# 10Gal PFS, Plants?



## Mad Professor (Oct 3, 2008)

I've got a 10Gal tank in my bedroom with pool filter sand and 2x 15w fluorescent strip lights, it's been sitting for awhile now and I want to do something with it.

The future inhabitants is going to be a betta of some sort.

What plants do well in sand?

~Mp

Any help appreciated.


----------



## Phonemonkey (Oct 19, 2006)

I know its not exactly the answer you were looking for, but since its only a 10g and it wouldn't be TOO much hassle, I'd go ahead and remove the sand and pick up a bag of seachem flourite. If you're really attached to the sand idea, they make a new black sand flourite, although its slightly more pricey than the standard. With that, and 30w light on a 10g, you could grow practically anything if you add some CO2.

EDIT:

By the way, if you're going to keep a Betta in there, and you're going to stick with 30w of lighting on that tank, I'd make sure to include some floating plants or moss of some kind, thats a lot of light and you'll want to give your Betta some shaded places to feel comfortable.


----------



## Mad Professor (Oct 3, 2008)

I'm guessing PFS is a poor substrate for any plants? If that is so, my 29Gal project has sand as a substrate and I was going to make that tank a planted tank too. But if sand is going to be the problem, then I best start saving up for a new substrate. 10 Gal I can do now but 29 Gal is going to have to wait.

Well this sucks.... for me I guess.


----------



## Phonemonkey (Oct 19, 2006)

→ **DATASET EXTRACT**:
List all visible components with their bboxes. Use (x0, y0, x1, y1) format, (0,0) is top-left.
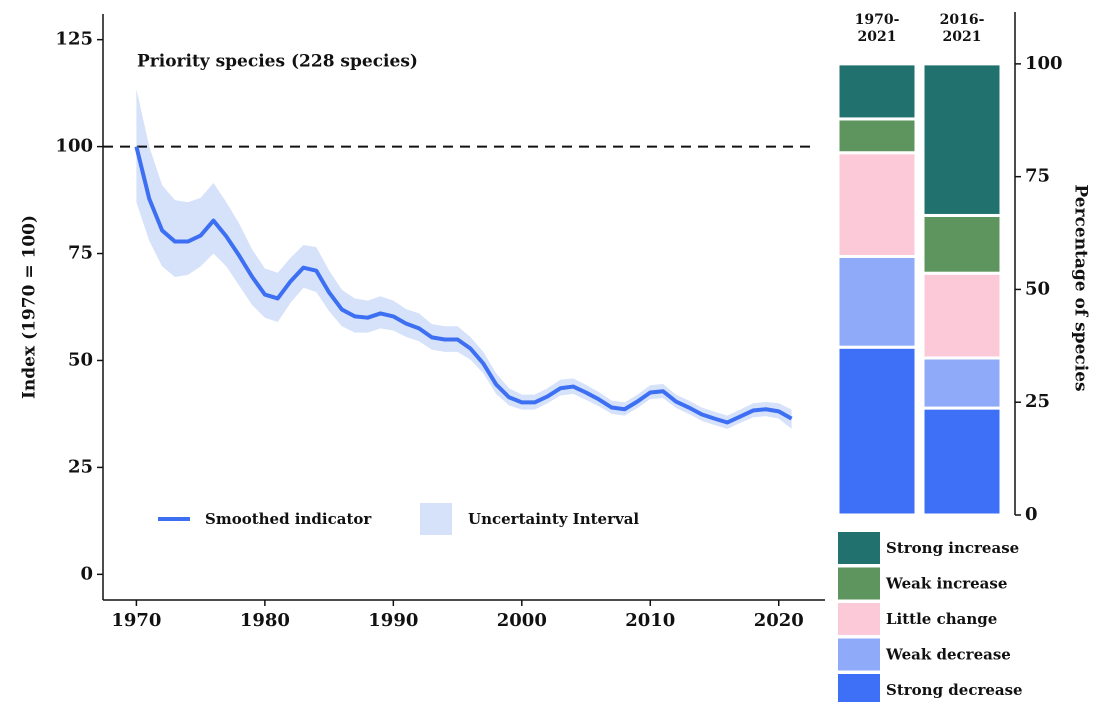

→ **YOUR TASKS**:
(a) In the aquarium thread, what kind of fish does the original poster plan to keep in the 10-gallon tank?
(b) List every substrate that the aquarium thread mentions.
(c) Set down, word for word, the passage of the aquarium thread starting with "I've got a 10Gal" and going on through "something with it.".

→ **FINAL RESULTS**:
(a) A betta.

(b) Pool filter sand, Seachem Flourite, and black sand Flourite.

(c)
I've got a 10Gal tank in my bedroom with pool filter sand and 2x 15w fluorescent strip lights, it's been sitting for awhile now and I want to do something with it.